» WRITTEN INSTRUCTION 1:
Rewrite the article on intimate images laws starting with "In an era of" and going on through "the digital interconnectivity.", putting "online services" wherever "social media platforms" appears.
» WRITTEN INSTRUCTION 2:
Answer these questions from the article on intimate images laws:
(a) On what date was it published?
(b) What share of Australians aged 16 to 45 have been a victim of image-based abuse, according to The Conversation?
(c) Which body carried out the 2017 research on sexting among young people aged 14 to 17?

The Development of Intimate Images Laws in a Digital Era

Published
10 July 2019

In an era of global technological development, there has been a change in the way that people, particularly children, live their everyday lives. Access to devices and social media platforms means that it is now easier than ever to share content in the digital world. Of course, this has immense positive implications, such as the increased accessibility of useful information and entertainment. However, there are inevitably drawbacks attached to the rise in the digital interconnectivity.

One such drawback is the use of devices and social media to share intimate and inappropriate images of others, either without the consent of the person in the image or where the person in the image is a child or young person. According to The Conversation, 23 per cent of Australians aged 16 to 45 have been a victim of image-based abuse. This may be motivated by control, intimidation, sexual gratification, financial gain and social status building. It can also occur in the context of two people having a falling out in a relationship, and one person subsequently sharing intimate images that they already had of the other person without that person’s consent. This situation has been termed ‘revenge porn’. Finally, ‘sexting’ (the ‘consensual’ sharing of intimate images) between children and young people has become relatively common. Research by the Office of the eSafety Commissioner in 2017 indicated that nearly one in three young people in Australia aged 14 to 17 had some experience of sexting, including sending, being asked for or showing nude or nearly nude images or videos of themselves or their peers.

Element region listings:

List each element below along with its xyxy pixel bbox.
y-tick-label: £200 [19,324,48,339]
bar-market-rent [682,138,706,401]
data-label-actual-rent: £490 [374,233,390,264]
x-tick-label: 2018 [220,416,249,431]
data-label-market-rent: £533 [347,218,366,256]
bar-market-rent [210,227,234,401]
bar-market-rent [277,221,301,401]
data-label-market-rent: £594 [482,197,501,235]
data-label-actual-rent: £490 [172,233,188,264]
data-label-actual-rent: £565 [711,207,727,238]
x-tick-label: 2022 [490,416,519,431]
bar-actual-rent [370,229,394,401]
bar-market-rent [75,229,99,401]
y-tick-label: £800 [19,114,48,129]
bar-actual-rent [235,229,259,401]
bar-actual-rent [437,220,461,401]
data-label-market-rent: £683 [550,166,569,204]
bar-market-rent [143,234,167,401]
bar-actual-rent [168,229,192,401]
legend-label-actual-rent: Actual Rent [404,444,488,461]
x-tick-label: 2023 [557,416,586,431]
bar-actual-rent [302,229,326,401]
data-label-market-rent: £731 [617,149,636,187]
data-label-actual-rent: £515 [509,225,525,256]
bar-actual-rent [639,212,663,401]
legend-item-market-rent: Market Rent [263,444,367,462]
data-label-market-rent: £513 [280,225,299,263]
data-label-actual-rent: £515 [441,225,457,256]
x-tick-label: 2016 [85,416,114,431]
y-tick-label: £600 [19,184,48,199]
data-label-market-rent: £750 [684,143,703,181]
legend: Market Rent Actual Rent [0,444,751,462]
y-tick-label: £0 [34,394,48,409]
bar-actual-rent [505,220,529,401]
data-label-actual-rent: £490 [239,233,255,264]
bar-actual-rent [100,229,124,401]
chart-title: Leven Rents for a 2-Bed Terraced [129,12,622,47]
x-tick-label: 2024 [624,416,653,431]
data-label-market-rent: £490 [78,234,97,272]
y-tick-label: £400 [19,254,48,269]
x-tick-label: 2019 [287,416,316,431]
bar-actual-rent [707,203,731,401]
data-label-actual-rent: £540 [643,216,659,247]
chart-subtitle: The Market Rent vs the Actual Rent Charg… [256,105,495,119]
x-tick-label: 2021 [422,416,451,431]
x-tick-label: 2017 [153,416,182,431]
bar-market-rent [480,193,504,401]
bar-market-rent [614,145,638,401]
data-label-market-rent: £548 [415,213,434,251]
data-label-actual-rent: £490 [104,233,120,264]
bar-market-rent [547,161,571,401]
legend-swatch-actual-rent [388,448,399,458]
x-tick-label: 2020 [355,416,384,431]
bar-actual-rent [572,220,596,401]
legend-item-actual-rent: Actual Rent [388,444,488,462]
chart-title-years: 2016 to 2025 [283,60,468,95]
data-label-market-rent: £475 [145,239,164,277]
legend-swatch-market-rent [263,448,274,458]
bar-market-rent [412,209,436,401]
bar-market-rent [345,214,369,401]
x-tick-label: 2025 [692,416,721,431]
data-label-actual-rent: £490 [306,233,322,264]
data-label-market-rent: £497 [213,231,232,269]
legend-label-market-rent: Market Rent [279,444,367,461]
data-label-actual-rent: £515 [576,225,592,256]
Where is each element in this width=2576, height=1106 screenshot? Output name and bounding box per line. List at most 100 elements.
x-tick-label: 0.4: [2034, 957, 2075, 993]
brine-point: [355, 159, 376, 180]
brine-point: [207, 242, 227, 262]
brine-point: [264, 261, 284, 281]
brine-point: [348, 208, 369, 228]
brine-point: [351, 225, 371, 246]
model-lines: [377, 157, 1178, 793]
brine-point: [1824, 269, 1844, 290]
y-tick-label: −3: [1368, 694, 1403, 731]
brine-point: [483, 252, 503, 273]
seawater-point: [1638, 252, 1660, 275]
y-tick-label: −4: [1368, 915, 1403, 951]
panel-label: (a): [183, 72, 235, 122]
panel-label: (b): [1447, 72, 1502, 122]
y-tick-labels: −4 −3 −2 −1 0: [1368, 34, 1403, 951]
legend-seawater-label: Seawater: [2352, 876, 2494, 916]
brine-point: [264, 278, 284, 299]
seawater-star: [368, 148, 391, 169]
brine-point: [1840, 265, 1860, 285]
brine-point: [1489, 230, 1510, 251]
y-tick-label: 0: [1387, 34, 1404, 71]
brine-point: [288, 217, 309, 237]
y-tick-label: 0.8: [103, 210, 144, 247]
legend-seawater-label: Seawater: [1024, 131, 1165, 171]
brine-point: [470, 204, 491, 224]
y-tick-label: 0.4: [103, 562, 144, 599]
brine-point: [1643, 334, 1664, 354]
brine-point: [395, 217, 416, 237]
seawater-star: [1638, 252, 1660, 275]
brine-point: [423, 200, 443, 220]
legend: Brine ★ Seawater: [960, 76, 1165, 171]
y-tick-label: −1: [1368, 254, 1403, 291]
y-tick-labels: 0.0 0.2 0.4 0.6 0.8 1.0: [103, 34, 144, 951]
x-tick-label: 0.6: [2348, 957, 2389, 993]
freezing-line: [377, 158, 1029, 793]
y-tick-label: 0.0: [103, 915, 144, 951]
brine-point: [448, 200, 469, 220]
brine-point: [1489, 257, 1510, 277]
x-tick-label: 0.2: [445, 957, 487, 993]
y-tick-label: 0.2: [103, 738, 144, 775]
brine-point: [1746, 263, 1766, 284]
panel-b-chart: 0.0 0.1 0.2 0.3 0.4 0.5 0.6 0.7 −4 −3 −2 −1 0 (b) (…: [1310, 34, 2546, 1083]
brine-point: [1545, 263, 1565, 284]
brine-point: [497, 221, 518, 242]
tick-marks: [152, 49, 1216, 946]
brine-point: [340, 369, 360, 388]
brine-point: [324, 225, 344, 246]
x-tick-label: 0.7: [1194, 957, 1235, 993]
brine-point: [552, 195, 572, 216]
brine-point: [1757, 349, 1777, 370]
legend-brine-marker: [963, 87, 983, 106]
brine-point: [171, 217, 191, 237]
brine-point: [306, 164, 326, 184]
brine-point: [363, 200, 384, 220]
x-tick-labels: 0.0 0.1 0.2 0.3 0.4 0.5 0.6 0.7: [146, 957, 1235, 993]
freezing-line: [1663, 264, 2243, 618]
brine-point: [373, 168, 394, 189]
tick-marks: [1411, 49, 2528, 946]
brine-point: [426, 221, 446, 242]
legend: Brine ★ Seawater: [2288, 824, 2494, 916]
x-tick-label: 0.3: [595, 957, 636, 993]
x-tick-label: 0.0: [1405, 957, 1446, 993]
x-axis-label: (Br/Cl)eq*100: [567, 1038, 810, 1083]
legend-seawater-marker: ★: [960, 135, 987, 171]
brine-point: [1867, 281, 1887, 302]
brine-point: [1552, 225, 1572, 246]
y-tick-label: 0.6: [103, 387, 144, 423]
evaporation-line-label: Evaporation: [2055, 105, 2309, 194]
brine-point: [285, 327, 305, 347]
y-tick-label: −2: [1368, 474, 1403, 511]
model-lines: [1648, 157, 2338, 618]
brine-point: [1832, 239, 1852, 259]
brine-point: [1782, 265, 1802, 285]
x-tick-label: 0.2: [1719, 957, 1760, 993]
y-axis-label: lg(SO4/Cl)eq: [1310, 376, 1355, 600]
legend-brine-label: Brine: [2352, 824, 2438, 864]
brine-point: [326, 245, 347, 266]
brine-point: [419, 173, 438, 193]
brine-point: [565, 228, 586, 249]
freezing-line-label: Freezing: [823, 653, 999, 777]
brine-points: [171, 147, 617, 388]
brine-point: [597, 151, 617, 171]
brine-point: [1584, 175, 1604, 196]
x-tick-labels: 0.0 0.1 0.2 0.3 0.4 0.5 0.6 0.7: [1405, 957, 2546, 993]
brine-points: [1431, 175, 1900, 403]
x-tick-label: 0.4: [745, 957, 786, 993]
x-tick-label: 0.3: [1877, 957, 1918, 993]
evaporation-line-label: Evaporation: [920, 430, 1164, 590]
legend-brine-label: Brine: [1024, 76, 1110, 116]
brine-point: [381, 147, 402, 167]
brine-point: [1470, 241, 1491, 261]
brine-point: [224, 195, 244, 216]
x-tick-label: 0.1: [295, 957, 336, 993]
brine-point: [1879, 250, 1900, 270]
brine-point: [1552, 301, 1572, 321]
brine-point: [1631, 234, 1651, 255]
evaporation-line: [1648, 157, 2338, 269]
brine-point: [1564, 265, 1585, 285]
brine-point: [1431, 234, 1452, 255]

» TASK RESPONSE 1:
In an era of global technological development, there has been a change in the way that people, particularly children, live their everyday lives. Access to devices and online services means that it is now easier than ever to share content in the digital world. Of course, this has immense positive implications, such as the increased accessibility of useful information and entertainment. However, there are inevitably drawbacks attached to the rise in the digital interconnectivity.

» TASK RESPONSE 2:
(a) 10 July 2019
(b) 23 per cent
(c) The Office of the eSafety Commissioner